• **REQUIREMENT**:
Transcribe all the entries word for word, skipping the pictures.

Saved entries
***
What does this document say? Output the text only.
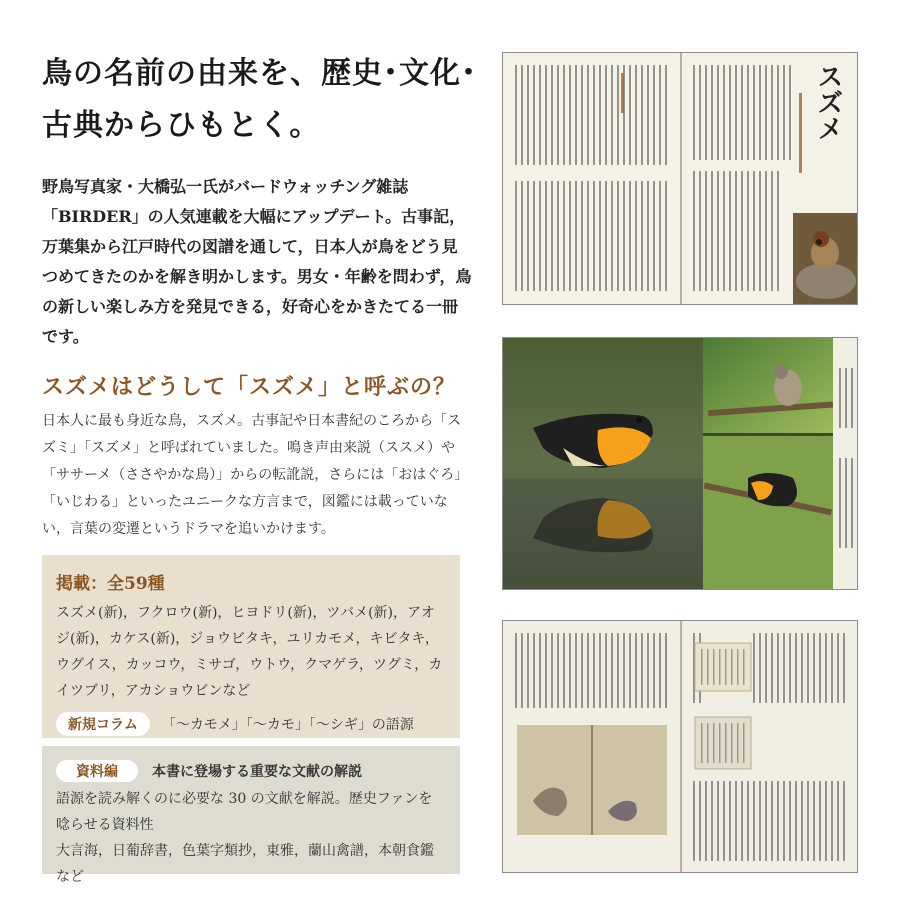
鳥の名前の由来を、歴史･文化･
古典からひもとく。
野鳥写真家・大橋弘一氏がバードウォッチング雑誌「BIRDER」の人気連載を大幅にアップデート。古事記，万葉集から江戸時代の図譜を通して，日本人が鳥をどう見つめてきたのかを解き明かします。男女・年齢を問わず，鳥の新しい楽しみ方を発見できる，好奇心をかきたてる一冊です。
スズメはどうして「スズメ」と呼ぶの？
日本人に最も身近な鳥，スズメ。古事記や日本書紀のころから「スズミ」「スズメ」と呼ばれていました。鳴き声由来説（ススメ）や「ササーメ（ささやかな鳥）」からの転訛説，さらには「おはぐろ」「いじわる」といったユニークな方言まで，図鑑には載っていない，言葉の変遷というドラマを追いかけます。
掲載：全59種
スズメ(新)，フクロウ(新)，ヒヨドリ(新)，ツバメ(新)，アオジ(新)，カケス(新)，ジョウビタキ，ユリカモメ，キビタキ，ウグイス，カッコウ，ミサゴ，ウトウ，クマゲラ，ツグミ，カイツブリ，アカショウビンなど
新規コラム	「〜カモメ」「〜カモ」「〜シギ」の語源
資料編	本書に登場する重要な文献の解説
語源を読み解くのに必要な 30 の文献を解説。歴史ファンを唸らせる資料性
大言海，日葡辞書，色葉字類抄，東雅，蘭山禽譜，本朝食鑑など
スズメ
***
• **EXERCISE RESPONSE**:
What does this document say? Output the text only.
鳥の名前の由来を、歴史･文化･
古典からひもとく。
野鳥写真家・大橋弘一氏がバードウォッチング雑誌「BIRDER」の人気連載を大幅にアップデート。古事記，万葉集から江戸時代の図譜を通して，日本人が鳥をどう見つめてきたのかを解き明かします。男女・年齢を問わず，鳥の新しい楽しみ方を発見できる，好奇心をかきたてる一冊です。
スズメはどうして「スズメ」と呼ぶの？
日本人に最も身近な鳥，スズメ。古事記や日本書紀のころから「スズミ」「スズメ」と呼ばれていました。鳴き声由来説（ススメ）や「ササーメ（ささやかな鳥）」からの転訛説，さらには「おはぐろ」「いじわる」といったユニークな方言まで，図鑑には載っていない，言葉の変遷というドラマを追いかけます。
掲載：全59種
スズメ(新)，フクロウ(新)，ヒヨドリ(新)，ツバメ(新)，アオジ(新)，カケス(新)，ジョウビタキ，ユリカモメ，キビタキ，ウグイス，カッコウ，ミサゴ，ウトウ，クマゲラ，ツグミ，カイツブリ，アカショウビンなど
新規コラム	「〜カモメ」「〜カモ」「〜シギ」の語源
資料編	本書に登場する重要な文献の解説
語源を読み解くのに必要な 30 の文献を解説。歴史ファンを唸らせる資料性
大言海，日葡辞書，色葉字類抄，東雅，蘭山禽譜，本朝食鑑など
スズメ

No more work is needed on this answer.